→ Work required:
Retype the material that follows, keeping every word as it is.

→ Material supplied:
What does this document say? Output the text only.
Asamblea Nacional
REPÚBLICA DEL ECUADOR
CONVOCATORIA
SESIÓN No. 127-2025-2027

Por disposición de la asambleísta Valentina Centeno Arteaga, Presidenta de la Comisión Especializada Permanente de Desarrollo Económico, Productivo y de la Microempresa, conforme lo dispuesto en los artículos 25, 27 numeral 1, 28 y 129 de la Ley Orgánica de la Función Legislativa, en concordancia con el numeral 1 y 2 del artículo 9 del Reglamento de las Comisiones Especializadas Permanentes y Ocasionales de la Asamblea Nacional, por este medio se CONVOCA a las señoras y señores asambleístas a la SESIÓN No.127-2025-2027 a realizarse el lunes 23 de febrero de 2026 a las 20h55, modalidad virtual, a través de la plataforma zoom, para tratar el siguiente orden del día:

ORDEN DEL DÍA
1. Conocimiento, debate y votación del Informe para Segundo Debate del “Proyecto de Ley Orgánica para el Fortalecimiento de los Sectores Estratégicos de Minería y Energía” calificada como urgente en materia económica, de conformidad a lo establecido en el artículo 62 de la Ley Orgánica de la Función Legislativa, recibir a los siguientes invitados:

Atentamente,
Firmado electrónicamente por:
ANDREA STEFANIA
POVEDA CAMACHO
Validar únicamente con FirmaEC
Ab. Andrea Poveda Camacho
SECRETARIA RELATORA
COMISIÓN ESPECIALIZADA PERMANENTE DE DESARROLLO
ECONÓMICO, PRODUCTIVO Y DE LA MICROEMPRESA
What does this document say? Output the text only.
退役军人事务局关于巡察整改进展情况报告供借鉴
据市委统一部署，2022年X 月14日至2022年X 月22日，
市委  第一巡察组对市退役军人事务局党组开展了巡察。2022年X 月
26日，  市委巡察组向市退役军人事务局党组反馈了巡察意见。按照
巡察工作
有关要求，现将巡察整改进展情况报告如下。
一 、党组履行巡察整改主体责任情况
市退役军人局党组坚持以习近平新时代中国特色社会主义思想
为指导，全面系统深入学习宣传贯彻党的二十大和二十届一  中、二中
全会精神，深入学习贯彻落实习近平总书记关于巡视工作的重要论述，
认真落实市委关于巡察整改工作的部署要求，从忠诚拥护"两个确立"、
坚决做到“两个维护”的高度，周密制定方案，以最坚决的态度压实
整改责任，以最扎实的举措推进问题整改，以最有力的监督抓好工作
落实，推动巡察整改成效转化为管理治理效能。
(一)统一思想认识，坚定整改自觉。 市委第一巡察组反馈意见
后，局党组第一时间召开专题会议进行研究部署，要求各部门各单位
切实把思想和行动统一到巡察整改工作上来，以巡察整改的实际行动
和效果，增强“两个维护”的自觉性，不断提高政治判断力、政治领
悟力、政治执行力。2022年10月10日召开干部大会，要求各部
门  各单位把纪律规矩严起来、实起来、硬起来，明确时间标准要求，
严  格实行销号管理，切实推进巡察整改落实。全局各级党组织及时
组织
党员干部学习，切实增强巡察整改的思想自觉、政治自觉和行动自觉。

→ Full answer:
What does this document say? Output the text only.
Asamblea Nacional
REPÚBLICA DEL ECUADOR
CONVOCATORIA
SESIÓN No. 127-2025-2027

Por disposición de la asambleísta Valentina Centeno Arteaga, Presidenta de la Comisión Especializada Permanente de Desarrollo Económico, Productivo y de la Microempresa, conforme lo dispuesto en los artículos 25, 27 numeral 1, 28 y 129 de la Ley Orgánica de la Función Legislativa, en concordancia con el numeral 1 y 2 del artículo 9 del Reglamento de las Comisiones Especializadas Permanentes y Ocasionales de la Asamblea Nacional, por este medio se CONVOCA a las señoras y señores asambleístas a la SESIÓN No.127-2025-2027 a realizarse el lunes 23 de febrero de 2026 a las 20h55, modalidad virtual, a través de la plataforma zoom, para tratar el siguiente orden del día:

ORDEN DEL DÍA
1. Conocimiento, debate y votación del Informe para Segundo Debate del “Proyecto de Ley Orgánica para el Fortalecimiento de los Sectores Estratégicos de Minería y Energía” calificada como urgente en materia económica, de conformidad a lo establecido en el artículo 62 de la Ley Orgánica de la Función Legislativa, recibir a los siguientes invitados:

Atentamente,
Firmado electrónicamente por:
ANDREA STEFANIA
POVEDA CAMACHO
Validar únicamente con FirmaEC
Ab. Andrea Poveda Camacho
SECRETARIA RELATORA
COMISIÓN ESPECIALIZADA PERMANENTE DE DESARROLLO
ECONÓMICO, PRODUCTIVO Y DE LA MICROEMPRESA
What does this document say? Output the text only.
退役军人事务局关于巡察整改进展情况报告供借鉴
据市委统一部署，2022年X 月14日至2022年X 月22日，
市委  第一巡察组对市退役军人事务局党组开展了巡察。2022年X 月
26日，  市委巡察组向市退役军人事务局党组反馈了巡察意见。按照
巡察工作
有关要求，现将巡察整改进展情况报告如下。
一 、党组履行巡察整改主体责任情况
市退役军人局党组坚持以习近平新时代中国特色社会主义思想
为指导，全面系统深入学习宣传贯彻党的二十大和二十届一  中、二中
全会精神，深入学习贯彻落实习近平总书记关于巡视工作的重要论述，
认真落实市委关于巡察整改工作的部署要求，从忠诚拥护"两个确立"、
坚决做到“两个维护”的高度，周密制定方案，以最坚决的态度压实
整改责任，以最扎实的举措推进问题整改，以最有力的监督抓好工作
落实，推动巡察整改成效转化为管理治理效能。
(一)统一思想认识，坚定整改自觉。 市委第一巡察组反馈意见
后，局党组第一时间召开专题会议进行研究部署，要求各部门各单位
切实把思想和行动统一到巡察整改工作上来，以巡察整改的实际行动
和效果，增强“两个维护”的自觉性，不断提高政治判断力、政治领
悟力、政治执行力。2022年10月10日召开干部大会，要求各部
门  各单位把纪律规矩严起来、实起来、硬起来，明确时间标准要求，
严  格实行销号管理，切实推进巡察整改落实。全局各级党组织及时
组织
党员干部学习，切实增强巡察整改的思想自觉、政治自觉和行动自觉。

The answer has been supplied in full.